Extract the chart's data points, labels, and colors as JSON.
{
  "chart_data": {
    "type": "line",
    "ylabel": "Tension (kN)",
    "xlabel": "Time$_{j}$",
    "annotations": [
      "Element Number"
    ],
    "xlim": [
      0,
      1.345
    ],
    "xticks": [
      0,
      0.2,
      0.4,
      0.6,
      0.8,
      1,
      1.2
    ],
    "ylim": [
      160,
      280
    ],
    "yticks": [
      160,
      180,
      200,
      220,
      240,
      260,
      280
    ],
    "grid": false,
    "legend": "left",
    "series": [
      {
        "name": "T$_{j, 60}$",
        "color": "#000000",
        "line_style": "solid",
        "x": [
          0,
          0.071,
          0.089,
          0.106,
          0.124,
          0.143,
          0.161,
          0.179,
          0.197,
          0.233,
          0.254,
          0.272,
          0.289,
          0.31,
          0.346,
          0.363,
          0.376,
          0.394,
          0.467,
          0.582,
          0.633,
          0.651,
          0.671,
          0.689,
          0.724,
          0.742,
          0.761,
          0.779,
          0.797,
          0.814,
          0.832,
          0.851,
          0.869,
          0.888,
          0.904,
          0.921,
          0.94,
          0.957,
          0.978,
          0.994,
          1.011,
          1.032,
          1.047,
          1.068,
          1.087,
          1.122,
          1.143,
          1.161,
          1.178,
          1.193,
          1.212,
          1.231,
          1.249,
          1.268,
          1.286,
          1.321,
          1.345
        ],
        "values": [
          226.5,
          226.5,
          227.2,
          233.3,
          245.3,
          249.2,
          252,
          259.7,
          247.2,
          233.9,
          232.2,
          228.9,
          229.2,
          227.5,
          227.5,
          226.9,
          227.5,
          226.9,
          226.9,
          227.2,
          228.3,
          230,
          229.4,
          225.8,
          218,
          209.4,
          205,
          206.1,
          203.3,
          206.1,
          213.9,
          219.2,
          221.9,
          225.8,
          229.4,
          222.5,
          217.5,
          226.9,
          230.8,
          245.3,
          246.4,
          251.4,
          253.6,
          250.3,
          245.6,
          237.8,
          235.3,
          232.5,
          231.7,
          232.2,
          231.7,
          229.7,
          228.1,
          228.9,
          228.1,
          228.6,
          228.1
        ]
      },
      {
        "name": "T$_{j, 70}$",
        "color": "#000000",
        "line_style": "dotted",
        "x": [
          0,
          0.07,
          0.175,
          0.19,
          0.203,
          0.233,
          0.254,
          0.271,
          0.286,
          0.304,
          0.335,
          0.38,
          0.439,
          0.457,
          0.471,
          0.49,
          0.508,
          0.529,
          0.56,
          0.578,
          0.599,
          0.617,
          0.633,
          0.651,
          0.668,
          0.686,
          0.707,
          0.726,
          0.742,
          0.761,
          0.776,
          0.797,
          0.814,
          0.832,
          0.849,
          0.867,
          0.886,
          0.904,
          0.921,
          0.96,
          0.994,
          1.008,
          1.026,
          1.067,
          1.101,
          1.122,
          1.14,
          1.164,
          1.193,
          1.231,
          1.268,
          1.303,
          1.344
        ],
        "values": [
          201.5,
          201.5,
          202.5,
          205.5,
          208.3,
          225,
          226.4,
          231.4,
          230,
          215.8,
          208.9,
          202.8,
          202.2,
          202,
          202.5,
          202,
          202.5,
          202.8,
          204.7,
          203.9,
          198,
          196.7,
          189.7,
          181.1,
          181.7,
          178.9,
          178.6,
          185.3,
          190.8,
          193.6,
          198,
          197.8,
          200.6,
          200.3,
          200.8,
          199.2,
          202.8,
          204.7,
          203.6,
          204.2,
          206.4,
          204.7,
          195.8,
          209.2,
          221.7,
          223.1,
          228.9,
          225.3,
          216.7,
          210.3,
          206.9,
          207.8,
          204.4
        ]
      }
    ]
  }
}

==

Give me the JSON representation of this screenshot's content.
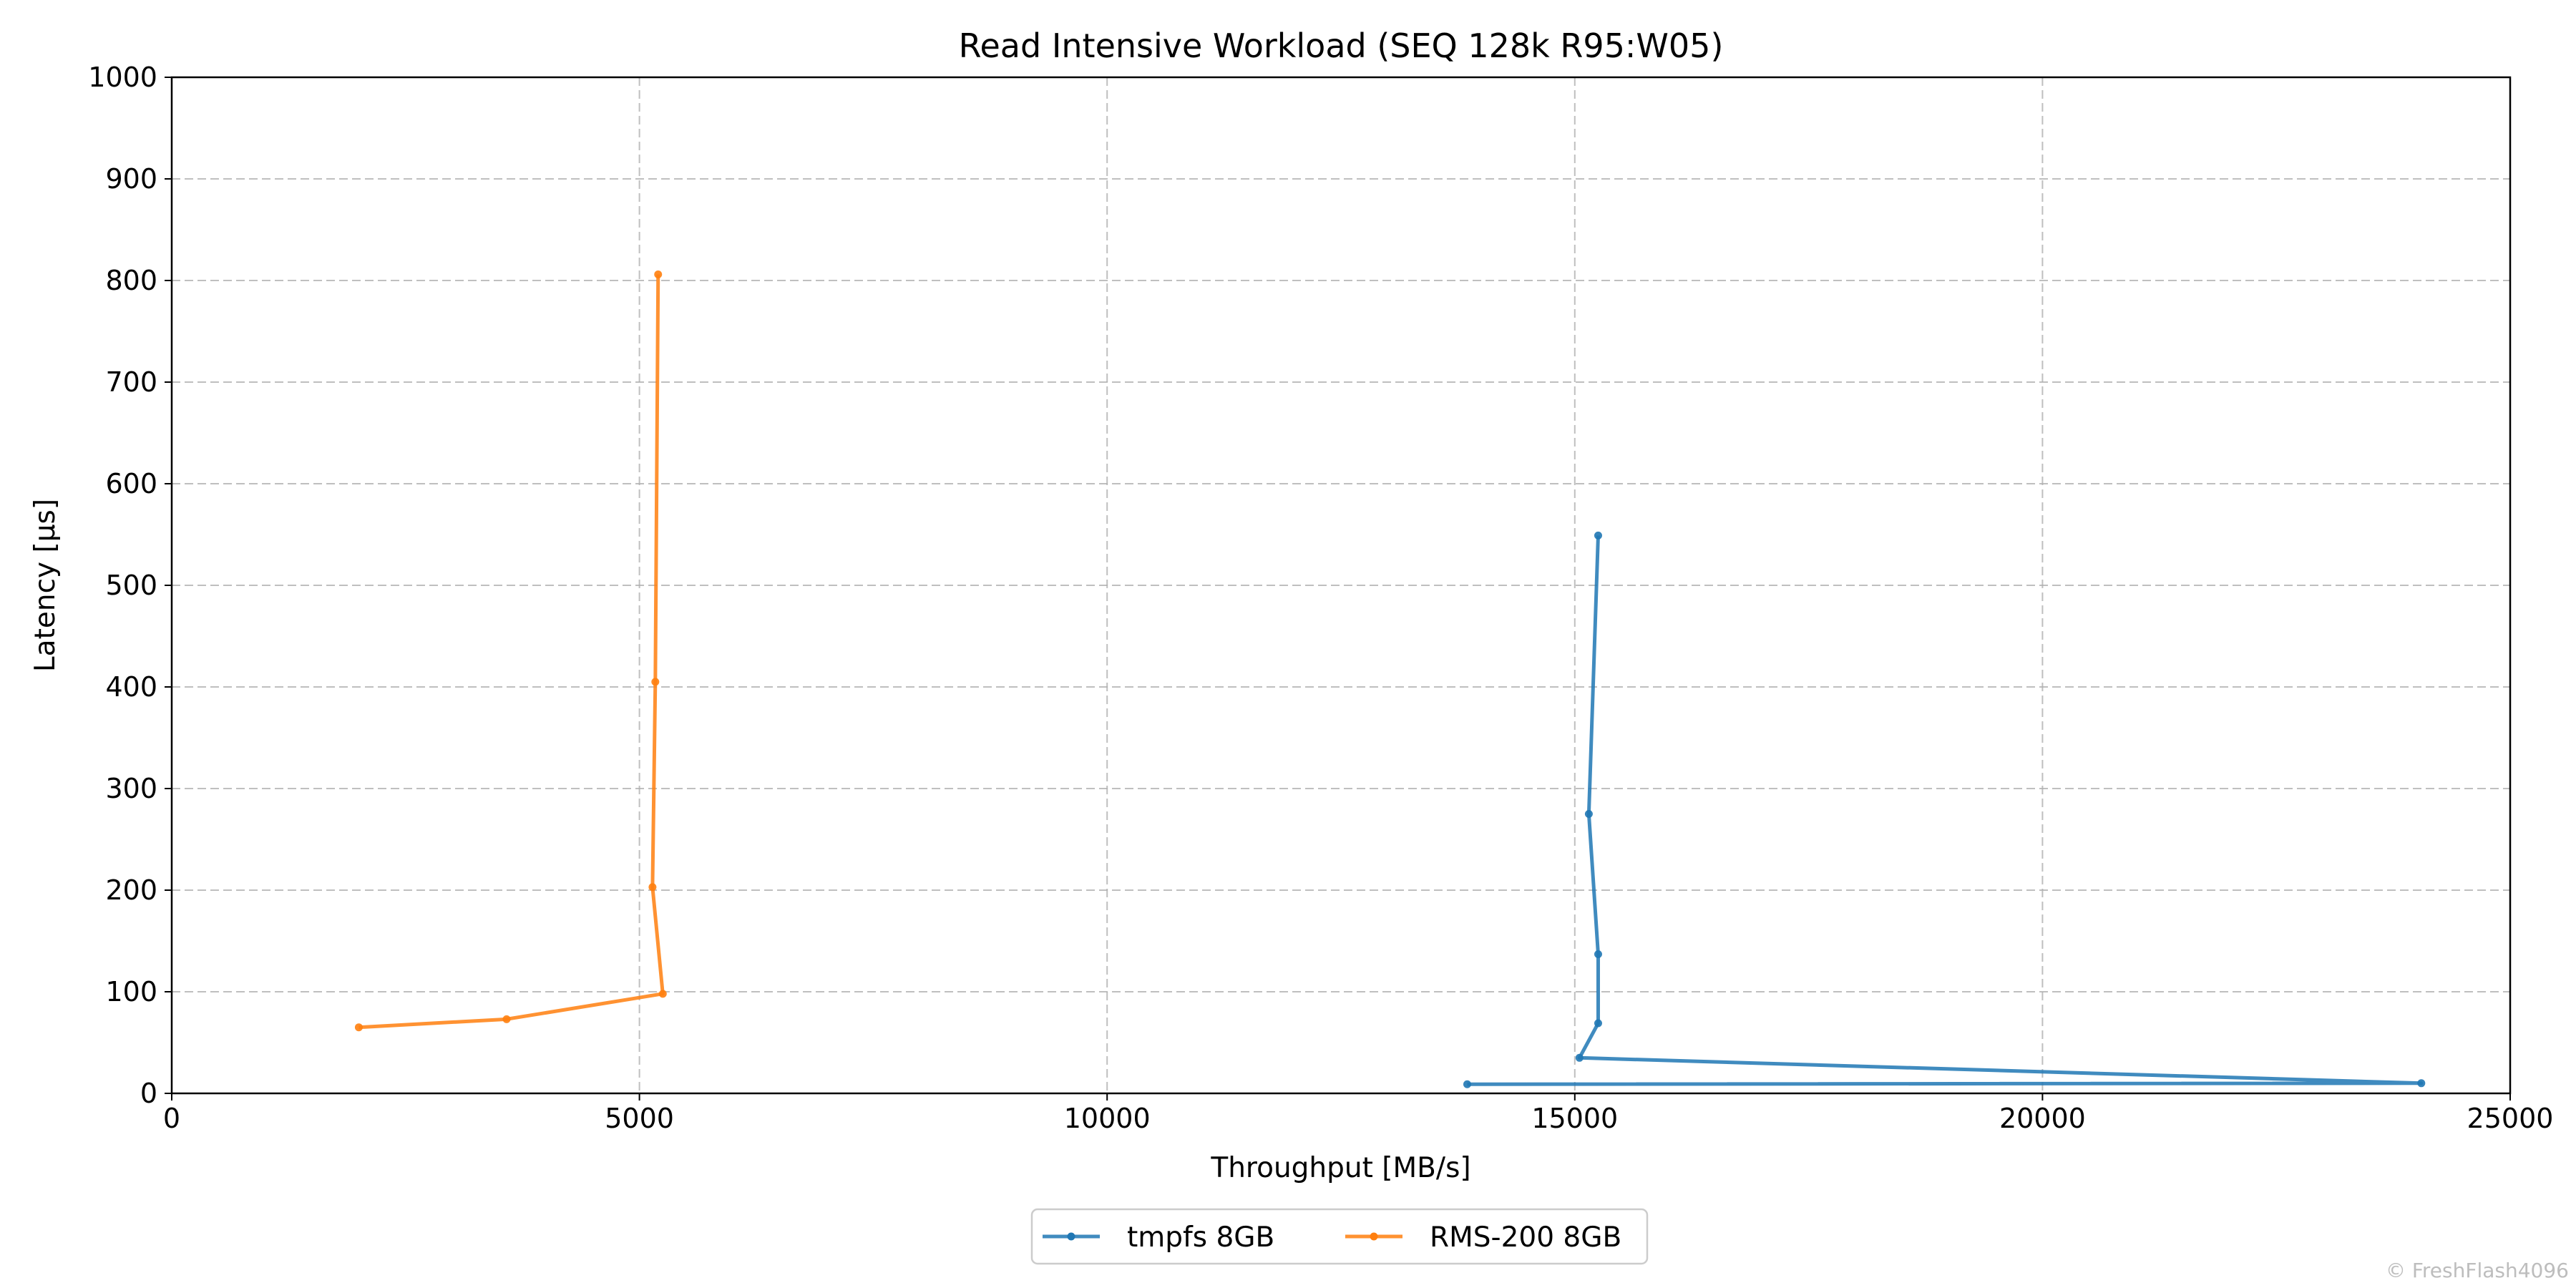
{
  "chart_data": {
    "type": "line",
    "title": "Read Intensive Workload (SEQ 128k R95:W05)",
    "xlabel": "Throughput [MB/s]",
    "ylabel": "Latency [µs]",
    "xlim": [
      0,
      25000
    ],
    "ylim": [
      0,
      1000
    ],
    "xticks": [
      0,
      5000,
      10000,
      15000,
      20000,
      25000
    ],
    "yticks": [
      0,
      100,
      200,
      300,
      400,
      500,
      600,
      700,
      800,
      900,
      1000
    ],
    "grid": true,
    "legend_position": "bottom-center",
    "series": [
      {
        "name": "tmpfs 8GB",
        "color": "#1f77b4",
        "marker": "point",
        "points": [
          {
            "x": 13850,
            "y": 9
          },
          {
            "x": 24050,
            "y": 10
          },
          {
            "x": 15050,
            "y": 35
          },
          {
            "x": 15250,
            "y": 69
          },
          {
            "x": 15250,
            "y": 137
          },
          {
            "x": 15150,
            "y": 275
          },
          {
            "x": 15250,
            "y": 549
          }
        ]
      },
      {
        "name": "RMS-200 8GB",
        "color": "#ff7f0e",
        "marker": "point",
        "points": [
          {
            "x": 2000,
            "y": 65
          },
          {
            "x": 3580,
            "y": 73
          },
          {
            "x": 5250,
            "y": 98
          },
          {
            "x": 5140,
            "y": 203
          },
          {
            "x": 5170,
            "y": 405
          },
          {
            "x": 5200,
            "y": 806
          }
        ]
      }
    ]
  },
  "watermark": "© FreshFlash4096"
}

● **EXERCISE GOAL**
Write out every line from the entries where "name" appears.

● **TASK RESPONSE**
        "name": "T$_{j, 60}$",
        "name": "T$_{j, 70}$",
        "name": "tmpfs 8GB",
        "name": "RMS-200 8GB",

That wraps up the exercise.